Required task
Only the number is wanted: how many lines of these entries contain the word "Oversaw"?

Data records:
--

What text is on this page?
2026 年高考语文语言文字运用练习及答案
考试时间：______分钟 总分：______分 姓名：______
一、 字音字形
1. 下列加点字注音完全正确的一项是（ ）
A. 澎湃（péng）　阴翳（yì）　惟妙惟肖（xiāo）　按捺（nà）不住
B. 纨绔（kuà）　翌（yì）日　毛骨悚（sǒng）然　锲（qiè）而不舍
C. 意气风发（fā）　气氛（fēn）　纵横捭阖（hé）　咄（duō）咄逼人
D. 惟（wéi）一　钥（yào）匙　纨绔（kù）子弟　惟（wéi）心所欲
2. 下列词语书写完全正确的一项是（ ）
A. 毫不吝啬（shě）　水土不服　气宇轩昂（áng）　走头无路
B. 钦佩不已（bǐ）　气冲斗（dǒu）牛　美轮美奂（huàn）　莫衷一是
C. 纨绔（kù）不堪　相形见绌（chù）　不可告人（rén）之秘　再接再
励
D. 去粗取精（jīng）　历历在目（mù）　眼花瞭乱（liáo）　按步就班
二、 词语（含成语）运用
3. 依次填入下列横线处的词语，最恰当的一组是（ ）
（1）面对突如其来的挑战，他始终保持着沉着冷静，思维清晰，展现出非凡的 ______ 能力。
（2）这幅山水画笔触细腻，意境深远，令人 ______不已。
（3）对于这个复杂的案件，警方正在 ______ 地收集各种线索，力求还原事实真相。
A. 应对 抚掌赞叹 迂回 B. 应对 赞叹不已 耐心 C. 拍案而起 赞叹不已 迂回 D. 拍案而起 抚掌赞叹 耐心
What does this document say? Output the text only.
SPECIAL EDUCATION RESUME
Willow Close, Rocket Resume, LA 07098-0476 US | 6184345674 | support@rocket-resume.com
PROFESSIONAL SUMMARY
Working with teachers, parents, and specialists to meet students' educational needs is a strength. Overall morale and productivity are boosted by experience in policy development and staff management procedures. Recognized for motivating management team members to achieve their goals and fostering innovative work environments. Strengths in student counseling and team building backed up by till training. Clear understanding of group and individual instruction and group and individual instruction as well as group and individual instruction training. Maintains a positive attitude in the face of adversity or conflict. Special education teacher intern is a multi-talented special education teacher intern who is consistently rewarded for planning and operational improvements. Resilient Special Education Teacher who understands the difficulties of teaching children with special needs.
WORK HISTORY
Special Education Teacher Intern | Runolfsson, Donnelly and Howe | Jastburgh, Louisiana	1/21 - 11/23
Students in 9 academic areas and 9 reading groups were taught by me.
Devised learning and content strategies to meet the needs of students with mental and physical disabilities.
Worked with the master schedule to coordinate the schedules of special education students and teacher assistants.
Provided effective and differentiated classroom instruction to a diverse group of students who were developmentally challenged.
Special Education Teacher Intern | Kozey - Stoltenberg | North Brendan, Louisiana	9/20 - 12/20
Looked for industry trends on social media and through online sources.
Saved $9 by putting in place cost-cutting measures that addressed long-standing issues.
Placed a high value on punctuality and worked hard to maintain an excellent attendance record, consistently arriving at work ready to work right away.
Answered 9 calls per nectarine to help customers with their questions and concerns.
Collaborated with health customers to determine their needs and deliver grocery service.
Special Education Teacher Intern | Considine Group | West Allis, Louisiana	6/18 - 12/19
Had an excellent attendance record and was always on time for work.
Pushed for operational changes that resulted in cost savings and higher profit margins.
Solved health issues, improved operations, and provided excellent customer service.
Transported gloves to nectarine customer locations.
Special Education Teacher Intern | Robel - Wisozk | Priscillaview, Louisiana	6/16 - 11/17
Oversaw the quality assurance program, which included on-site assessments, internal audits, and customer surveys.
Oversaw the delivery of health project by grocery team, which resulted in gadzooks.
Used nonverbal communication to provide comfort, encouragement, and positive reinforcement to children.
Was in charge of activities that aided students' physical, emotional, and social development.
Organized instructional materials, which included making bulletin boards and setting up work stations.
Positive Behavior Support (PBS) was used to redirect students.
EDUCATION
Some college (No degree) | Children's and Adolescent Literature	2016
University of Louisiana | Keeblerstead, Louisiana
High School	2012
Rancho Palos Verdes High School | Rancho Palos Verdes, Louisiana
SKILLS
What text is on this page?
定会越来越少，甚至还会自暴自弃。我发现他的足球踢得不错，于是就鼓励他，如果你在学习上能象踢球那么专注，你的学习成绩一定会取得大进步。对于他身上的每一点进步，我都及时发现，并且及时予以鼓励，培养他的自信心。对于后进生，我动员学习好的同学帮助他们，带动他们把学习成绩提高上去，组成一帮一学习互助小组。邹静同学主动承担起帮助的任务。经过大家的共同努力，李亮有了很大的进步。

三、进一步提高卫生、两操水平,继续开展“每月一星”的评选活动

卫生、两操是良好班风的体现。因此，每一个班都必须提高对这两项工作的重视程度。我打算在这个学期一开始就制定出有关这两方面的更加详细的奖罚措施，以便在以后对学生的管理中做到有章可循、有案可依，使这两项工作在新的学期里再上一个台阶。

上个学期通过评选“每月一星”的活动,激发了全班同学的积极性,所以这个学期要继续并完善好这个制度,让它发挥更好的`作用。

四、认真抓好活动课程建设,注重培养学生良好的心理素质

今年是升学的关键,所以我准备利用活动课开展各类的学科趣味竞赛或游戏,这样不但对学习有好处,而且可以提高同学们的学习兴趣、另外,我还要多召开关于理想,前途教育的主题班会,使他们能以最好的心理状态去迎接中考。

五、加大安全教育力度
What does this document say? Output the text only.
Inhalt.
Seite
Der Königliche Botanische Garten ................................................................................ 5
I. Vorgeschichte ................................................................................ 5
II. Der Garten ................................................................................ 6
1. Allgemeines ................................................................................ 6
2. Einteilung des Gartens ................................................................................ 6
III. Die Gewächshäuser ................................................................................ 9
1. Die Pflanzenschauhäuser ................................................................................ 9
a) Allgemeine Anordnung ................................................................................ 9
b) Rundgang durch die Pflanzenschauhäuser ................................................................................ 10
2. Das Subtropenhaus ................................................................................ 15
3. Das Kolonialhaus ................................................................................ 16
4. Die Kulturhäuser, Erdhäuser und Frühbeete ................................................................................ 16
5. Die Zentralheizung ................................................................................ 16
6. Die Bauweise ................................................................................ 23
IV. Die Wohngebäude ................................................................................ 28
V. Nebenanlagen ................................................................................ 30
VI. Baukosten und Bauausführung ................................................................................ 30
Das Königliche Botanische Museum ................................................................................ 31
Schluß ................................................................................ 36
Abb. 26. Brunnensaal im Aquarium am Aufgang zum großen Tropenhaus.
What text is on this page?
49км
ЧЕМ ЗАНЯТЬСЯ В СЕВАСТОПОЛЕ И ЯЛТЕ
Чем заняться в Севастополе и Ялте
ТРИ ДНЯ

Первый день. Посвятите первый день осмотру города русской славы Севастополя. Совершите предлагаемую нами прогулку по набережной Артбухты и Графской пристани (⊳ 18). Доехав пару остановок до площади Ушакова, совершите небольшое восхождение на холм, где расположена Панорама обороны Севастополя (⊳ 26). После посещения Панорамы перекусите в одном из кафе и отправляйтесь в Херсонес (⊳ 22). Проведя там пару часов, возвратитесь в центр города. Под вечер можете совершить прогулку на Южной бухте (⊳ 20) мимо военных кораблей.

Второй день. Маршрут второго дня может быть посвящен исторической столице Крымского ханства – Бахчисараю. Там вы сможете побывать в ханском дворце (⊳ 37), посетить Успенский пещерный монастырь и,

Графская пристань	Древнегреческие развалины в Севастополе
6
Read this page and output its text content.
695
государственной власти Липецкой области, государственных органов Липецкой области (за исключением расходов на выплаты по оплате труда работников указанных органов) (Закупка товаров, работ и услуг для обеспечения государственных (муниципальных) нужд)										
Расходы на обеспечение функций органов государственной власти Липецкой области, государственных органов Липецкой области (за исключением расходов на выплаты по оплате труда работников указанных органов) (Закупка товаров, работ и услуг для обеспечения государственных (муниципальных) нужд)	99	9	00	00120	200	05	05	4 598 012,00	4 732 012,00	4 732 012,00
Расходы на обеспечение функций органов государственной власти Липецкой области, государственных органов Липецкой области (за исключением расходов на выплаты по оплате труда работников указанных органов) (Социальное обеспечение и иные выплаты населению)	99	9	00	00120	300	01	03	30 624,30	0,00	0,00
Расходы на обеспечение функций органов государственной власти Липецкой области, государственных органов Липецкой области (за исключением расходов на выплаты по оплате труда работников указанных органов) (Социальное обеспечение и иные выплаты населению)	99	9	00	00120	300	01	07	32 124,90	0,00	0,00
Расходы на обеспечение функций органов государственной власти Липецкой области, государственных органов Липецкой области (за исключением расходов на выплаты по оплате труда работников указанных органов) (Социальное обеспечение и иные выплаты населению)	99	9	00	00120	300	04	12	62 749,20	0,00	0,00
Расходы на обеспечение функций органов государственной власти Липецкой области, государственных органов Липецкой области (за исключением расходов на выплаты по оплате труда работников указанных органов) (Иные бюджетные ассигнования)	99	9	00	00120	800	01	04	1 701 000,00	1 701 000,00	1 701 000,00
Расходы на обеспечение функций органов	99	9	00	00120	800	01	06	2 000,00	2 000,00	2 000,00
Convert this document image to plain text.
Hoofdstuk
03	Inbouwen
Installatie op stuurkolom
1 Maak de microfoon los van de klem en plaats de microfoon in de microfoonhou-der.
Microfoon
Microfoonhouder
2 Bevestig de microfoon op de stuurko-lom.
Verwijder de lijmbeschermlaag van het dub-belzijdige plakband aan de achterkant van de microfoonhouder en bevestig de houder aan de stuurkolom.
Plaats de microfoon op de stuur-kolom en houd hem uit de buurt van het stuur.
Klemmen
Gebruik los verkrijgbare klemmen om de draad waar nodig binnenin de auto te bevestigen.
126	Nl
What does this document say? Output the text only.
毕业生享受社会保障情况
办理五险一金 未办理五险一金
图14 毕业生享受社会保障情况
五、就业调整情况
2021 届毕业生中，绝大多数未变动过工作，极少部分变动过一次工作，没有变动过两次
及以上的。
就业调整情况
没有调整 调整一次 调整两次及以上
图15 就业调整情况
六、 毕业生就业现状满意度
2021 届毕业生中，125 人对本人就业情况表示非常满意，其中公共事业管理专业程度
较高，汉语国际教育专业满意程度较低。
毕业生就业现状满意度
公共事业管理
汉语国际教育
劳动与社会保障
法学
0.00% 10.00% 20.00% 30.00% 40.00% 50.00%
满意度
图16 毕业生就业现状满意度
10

--

Answer
2